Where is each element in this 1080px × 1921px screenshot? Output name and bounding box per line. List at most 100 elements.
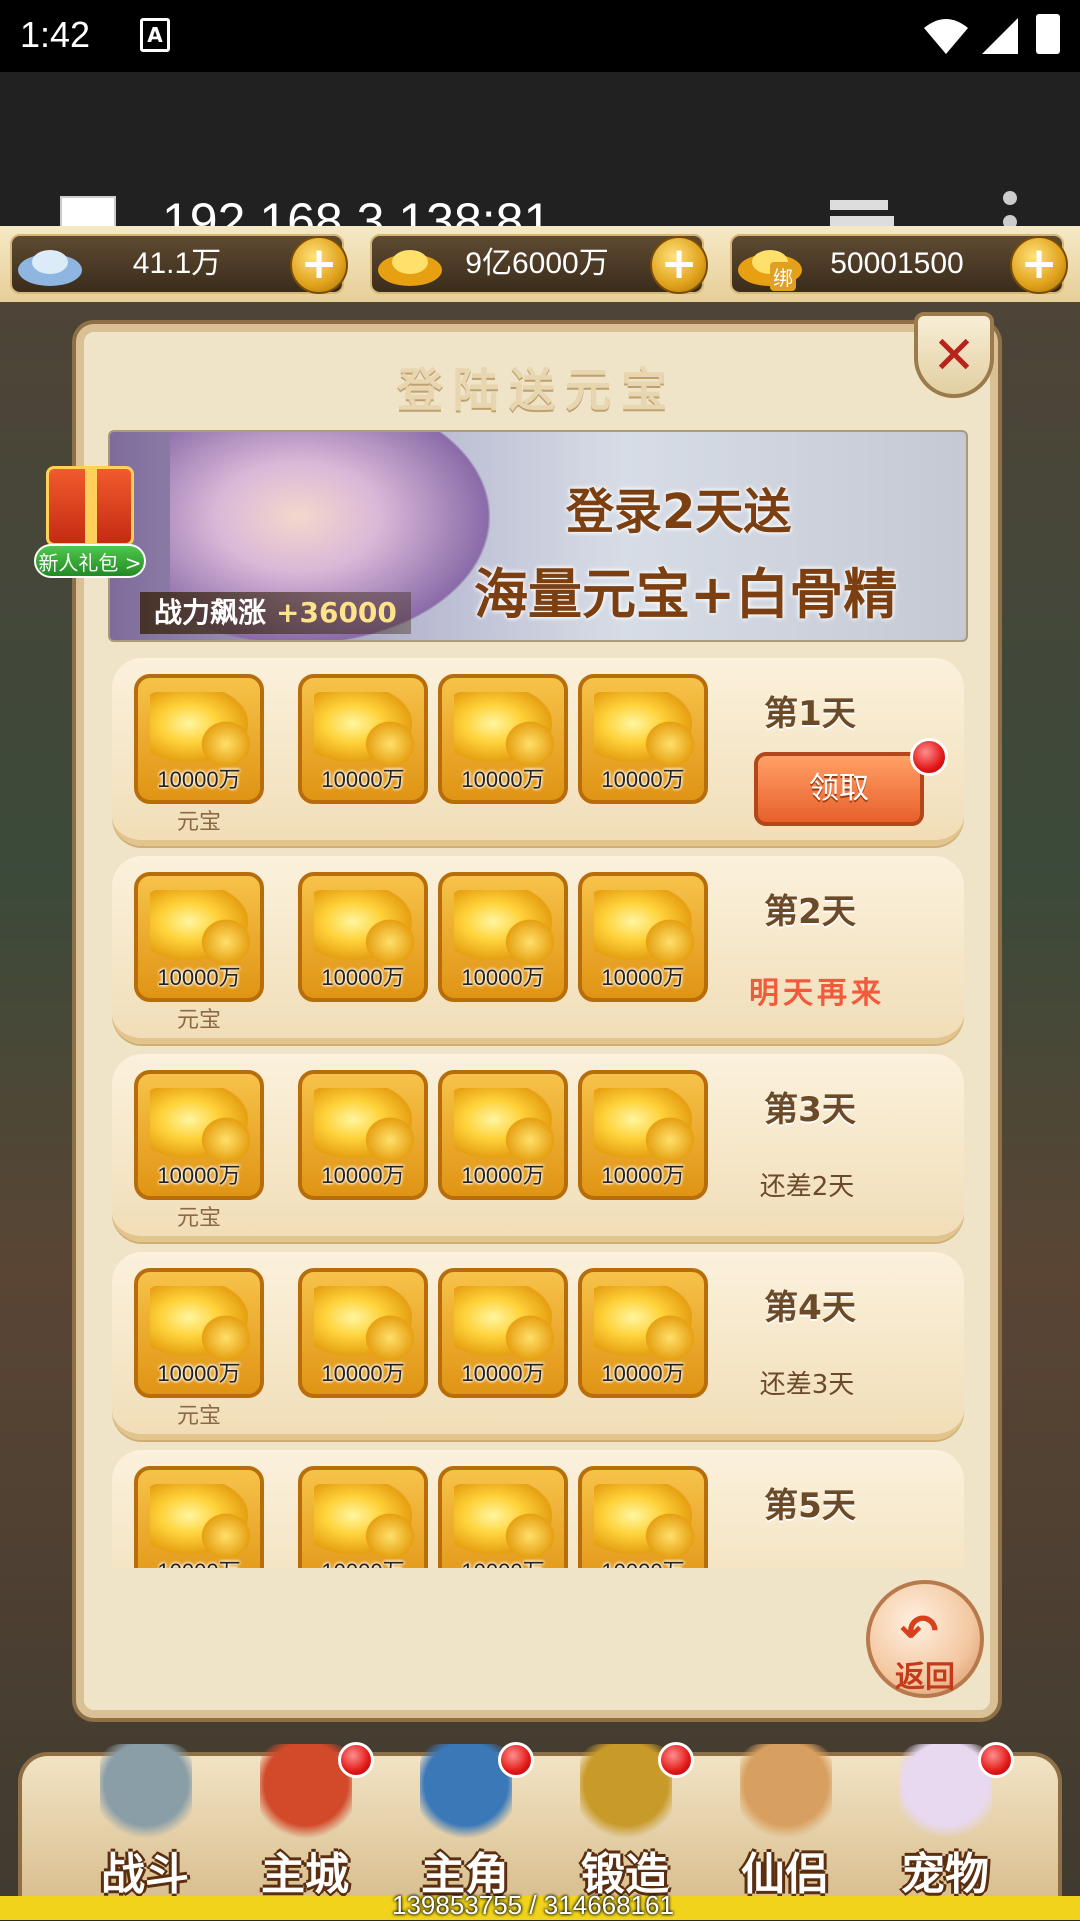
nav-label: 仙侣 (741, 1849, 829, 1900)
reward-item[interactable]: 10000万 (438, 872, 568, 1002)
add-silver-button[interactable]: + (290, 236, 348, 294)
nav-item[interactable]: 战斗 (80, 1736, 210, 1906)
notification-a-icon: A (140, 18, 170, 52)
nav-label: 战斗 (101, 1849, 189, 1900)
reward-amount: 10000万 (601, 767, 685, 792)
reward-amount: 10000万 (157, 1361, 241, 1386)
day-row: 10000万10000万10000万10000万元宝第5天还差4天 (112, 1450, 964, 1568)
reward-item[interactable]: 10000万 (578, 674, 708, 804)
gift-box-icon (46, 466, 134, 546)
reward-item-label: 元宝 (176, 810, 221, 835)
reward-item[interactable]: 10000万 (298, 1070, 428, 1200)
reward-item[interactable]: 10000万 (134, 872, 264, 1002)
reward-amount: 10000万 (461, 965, 545, 990)
reward-item[interactable]: 10000万 (298, 872, 428, 1002)
reward-item[interactable]: 10000万 (438, 674, 568, 804)
reward-item[interactable]: 10000万 (298, 1466, 428, 1568)
day-title: 第5天 (764, 1486, 856, 1526)
come-tomorrow-text: 明天再来 (749, 976, 885, 1011)
add-bound-gold-button[interactable]: + (1010, 236, 1068, 294)
notification-dot (978, 1742, 1014, 1778)
notification-dot (910, 738, 948, 776)
reward-item[interactable]: 10000万 (298, 1268, 428, 1398)
notification-dot (498, 1742, 534, 1778)
browser-toolbar: 192.168.3.138:81 (0, 72, 1080, 253)
reward-item-label: 元宝 (176, 1008, 221, 1033)
close-icon: ✕ (932, 326, 976, 386)
nav-item[interactable]: 主城 (240, 1736, 374, 1906)
reward-item[interactable]: 10000万 (134, 1268, 264, 1398)
claim-button[interactable]: 领取 (754, 752, 924, 826)
close-button[interactable]: ✕ (914, 312, 994, 398)
reward-amount: 10000万 (461, 1361, 545, 1386)
nav-icon (100, 1744, 192, 1844)
reward-amount: 10000万 (461, 767, 545, 792)
banner-line1: 登录2天送 (566, 484, 792, 540)
reward-amount: 10000万 (442, 1554, 564, 1568)
reward-amount: 10000万 (601, 1163, 685, 1188)
nav-item[interactable]: 锻造 (560, 1736, 694, 1906)
reward-amount: 10000万 (321, 965, 405, 990)
newbie-gift-button[interactable]: 新人礼包 > (30, 466, 150, 578)
nav-icon (740, 1744, 832, 1844)
promo-banner: 登录2天送 海量元宝+白骨精 战力飙涨 +36000 (108, 430, 968, 642)
nav-item[interactable]: 仙侣 (720, 1736, 850, 1906)
reward-amount: 10000万 (321, 1163, 405, 1188)
reward-amount: 10000万 (601, 965, 685, 990)
reward-amount: 10000万 (302, 1554, 424, 1568)
back-arrow-icon: ↶ (900, 1604, 939, 1658)
reward-amount: 10000万 (601, 1361, 685, 1386)
day-title: 第4天 (764, 1288, 856, 1328)
reward-item[interactable]: 10000万 (578, 872, 708, 1002)
footer-counter: 139853755 / 314668161 (392, 1890, 674, 1920)
reward-amount: 10000万 (582, 1554, 704, 1568)
reward-item[interactable]: 10000万 (578, 1070, 708, 1200)
reward-item[interactable]: 10000万 (134, 1466, 264, 1568)
notification-dot (338, 1742, 374, 1778)
footer-bar: 139853755 / 314668161 (0, 1890, 1080, 1920)
day-row: 10000万 10000万 10000万 10000万 元宝 第4天 还差3天 (112, 1252, 964, 1440)
power-value: +36000 (276, 596, 397, 629)
reward-item-label: 元宝 (176, 1404, 221, 1429)
reward-amount: 10000万 (321, 767, 405, 792)
reward-amount: 10000万 (138, 1554, 260, 1568)
days-remaining-text: 还差3天 (759, 1370, 855, 1400)
reward-item[interactable]: 10000万 (134, 1070, 264, 1200)
day-title: 第1天 (764, 694, 856, 734)
reward-item[interactable]: 10000万 (578, 1466, 708, 1568)
reward-item[interactable]: 10000万 (438, 1466, 568, 1568)
daily-reward-list[interactable]: 10000万 10000万 10000万 10000万 元宝 第1天 领取 10000万 100… (110, 658, 968, 1568)
days-remaining-text: 还差2天 (759, 1172, 855, 1202)
silver-resource: 41.1万 + (10, 234, 348, 294)
nav-label: 主城 (261, 1849, 349, 1900)
back-button[interactable]: ↶ 返回 (866, 1580, 984, 1698)
nav-item[interactable]: 主角 (400, 1736, 534, 1906)
clock: 1:42 (20, 14, 91, 55)
nav-label: 宠物 (901, 1849, 989, 1900)
signal-icon (982, 18, 1018, 54)
reward-amount: 10000万 (157, 767, 241, 792)
reward-item[interactable]: 10000万 (298, 674, 428, 804)
reward-item[interactable]: 10000万 (438, 1268, 568, 1398)
power-boost: 战力飙涨 +36000 (140, 592, 411, 634)
reward-item[interactable]: 10000万 (578, 1268, 708, 1398)
gift-label: 新人礼包 > (34, 544, 146, 578)
banner-line2: 海量元宝+白骨精 (474, 563, 898, 626)
reward-amount: 10000万 (157, 1163, 241, 1188)
status-bar: 1:42 A (0, 0, 1080, 72)
reward-item[interactable]: 10000万 (438, 1070, 568, 1200)
nav-item[interactable]: 宠物 (880, 1736, 1014, 1906)
reward-amount: 10000万 (321, 1361, 405, 1386)
back-label: 返回 (895, 1660, 955, 1695)
gold-resource: 9亿6000万 + (370, 234, 708, 294)
battery-icon (1036, 14, 1060, 54)
day-title: 第2天 (764, 892, 856, 932)
add-gold-button[interactable]: + (650, 236, 708, 294)
bound-gold-resource: 绑 50001500 + (730, 234, 1068, 294)
power-label: 战力飙涨 (154, 596, 267, 629)
reward-amount: 10000万 (157, 965, 241, 990)
reward-item[interactable]: 10000万 (134, 674, 264, 804)
day-row: 10000万 10000万 10000万 10000万 元宝 第3天 还差2天 (112, 1054, 964, 1242)
day-title: 第3天 (764, 1090, 856, 1130)
day-row: 10000万 10000万 10000万 10000万 元宝 第1天 领取 (112, 658, 964, 846)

•••••

Please give only the number of lines above that contain the string "gift", counting only exact case matches.

3